— Set task —
Pictures do not belong in the copy; transcribe everything else in the records exactly.

— Recorded information —
++++++++

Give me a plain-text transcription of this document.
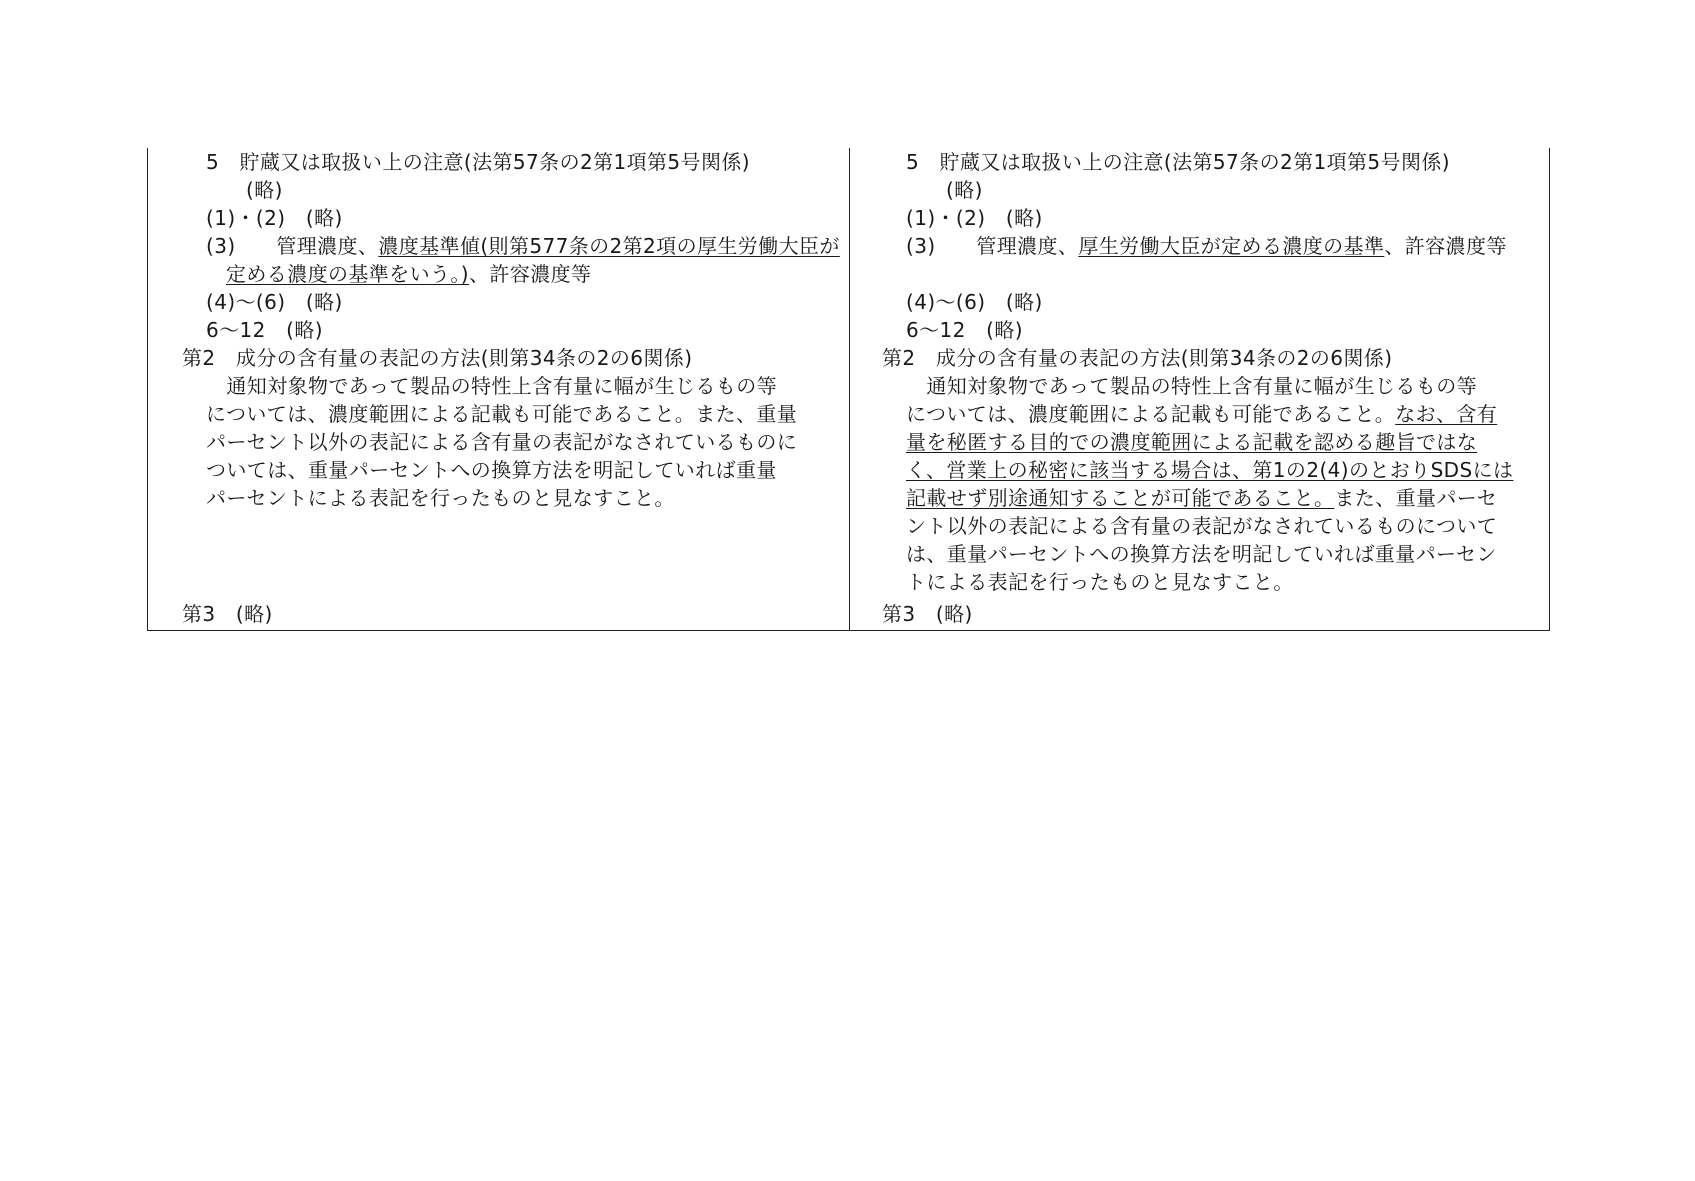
5　貯蔵又は取扱い上の注意(法第57条の2第1項第5号関係)
(略)
(1)・(2)　(略)
(3)　　管理濃度、濃度基準値(則第577条の2第2項の厚生労働大臣が
定める濃度の基準をいう。)、許容濃度等
(4)～(6)　(略)
6～12　(略)
第2　成分の含有量の表記の方法(則第34条の2の6関係)
　通知対象物であって製品の特性上含有量に幅が生じるもの等
については、濃度範囲による記載も可能であること。また、重量
パーセント以外の表記による含有量の表記がなされているものに
ついては、重量パーセントへの換算方法を明記していれば重量
パーセントによる表記を行ったものと見なすこと。
第3　(略)
5　貯蔵又は取扱い上の注意(法第57条の2第1項第5号関係)
(略)
(1)・(2)　(略)
(3)　　管理濃度、厚生労働大臣が定める濃度の基準、許容濃度等
(4)～(6)　(略)
6～12　(略)
第2　成分の含有量の表記の方法(則第34条の2の6関係)
　通知対象物であって製品の特性上含有量に幅が生じるもの等
については、濃度範囲による記載も可能であること。なお、含有
量を秘匿する目的での濃度範囲による記載を認める趣旨ではな
く、営業上の秘密に該当する場合は、第1の2(4)のとおりSDSには
記載せず別途通知することが可能であること。また、重量パーセ
ント以外の表記による含有量の表記がなされているものについて
は、重量パーセントへの換算方法を明記していれば重量パーセン
トによる表記を行ったものと見なすこと。
第3　(略)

++++++++

— Expected output —
Give me a plain-text transcription of this document.
5　貯蔵又は取扱い上の注意(法第57条の2第1項第5号関係)
(略)
(1)・(2)　(略)
(3)　　管理濃度、濃度基準値(則第577条の2第2項の厚生労働大臣が
定める濃度の基準をいう。)、許容濃度等
(4)～(6)　(略)
6～12　(略)
第2　成分の含有量の表記の方法(則第34条の2の6関係)
　通知対象物であって製品の特性上含有量に幅が生じるもの等
については、濃度範囲による記載も可能であること。また、重量
パーセント以外の表記による含有量の表記がなされているものに
ついては、重量パーセントへの換算方法を明記していれば重量
パーセントによる表記を行ったものと見なすこと。
第3　(略)
5　貯蔵又は取扱い上の注意(法第57条の2第1項第5号関係)
(略)
(1)・(2)　(略)
(3)　　管理濃度、厚生労働大臣が定める濃度の基準、許容濃度等
(4)～(6)　(略)
6～12　(略)
第2　成分の含有量の表記の方法(則第34条の2の6関係)
　通知対象物であって製品の特性上含有量に幅が生じるもの等
については、濃度範囲による記載も可能であること。なお、含有
量を秘匿する目的での濃度範囲による記載を認める趣旨ではな
く、営業上の秘密に該当する場合は、第1の2(4)のとおりSDSには
記載せず別途通知することが可能であること。また、重量パーセ
ント以外の表記による含有量の表記がなされているものについて
は、重量パーセントへの換算方法を明記していれば重量パーセン
トによる表記を行ったものと見なすこと。
第3　(略)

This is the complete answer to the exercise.